* INSTRUCTIONS TO FOLLOW *
Give only the number of lines where "Subtract" occurs.

* STORED RECORDS *
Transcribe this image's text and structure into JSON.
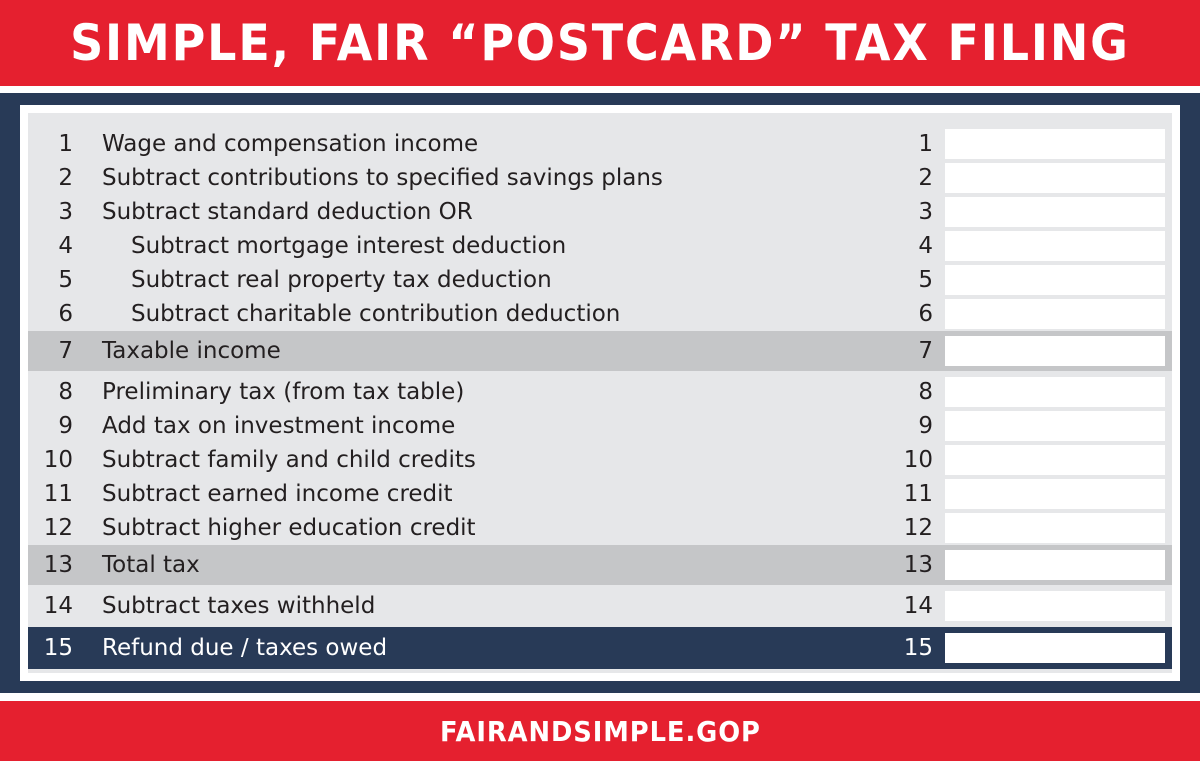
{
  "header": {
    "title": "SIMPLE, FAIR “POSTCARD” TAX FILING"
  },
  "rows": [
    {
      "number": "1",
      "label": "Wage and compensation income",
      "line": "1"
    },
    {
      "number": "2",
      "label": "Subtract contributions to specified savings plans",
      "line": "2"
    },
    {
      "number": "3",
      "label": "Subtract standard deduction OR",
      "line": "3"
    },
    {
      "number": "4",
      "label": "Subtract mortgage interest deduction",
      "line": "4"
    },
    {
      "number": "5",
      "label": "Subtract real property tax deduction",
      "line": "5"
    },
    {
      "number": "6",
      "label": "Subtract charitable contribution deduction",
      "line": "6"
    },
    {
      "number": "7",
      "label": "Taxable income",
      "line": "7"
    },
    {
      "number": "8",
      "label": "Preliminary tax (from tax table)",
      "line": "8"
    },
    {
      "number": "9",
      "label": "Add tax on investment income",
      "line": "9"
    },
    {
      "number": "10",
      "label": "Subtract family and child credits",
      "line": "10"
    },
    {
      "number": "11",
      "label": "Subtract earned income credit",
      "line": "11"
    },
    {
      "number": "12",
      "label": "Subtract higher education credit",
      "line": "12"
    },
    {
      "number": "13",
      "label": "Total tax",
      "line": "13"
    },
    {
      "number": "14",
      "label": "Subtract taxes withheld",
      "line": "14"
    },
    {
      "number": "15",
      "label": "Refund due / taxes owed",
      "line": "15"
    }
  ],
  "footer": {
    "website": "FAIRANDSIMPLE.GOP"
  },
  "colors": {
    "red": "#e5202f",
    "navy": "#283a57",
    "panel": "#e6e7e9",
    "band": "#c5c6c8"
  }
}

* THE COMPLETED TASK *
9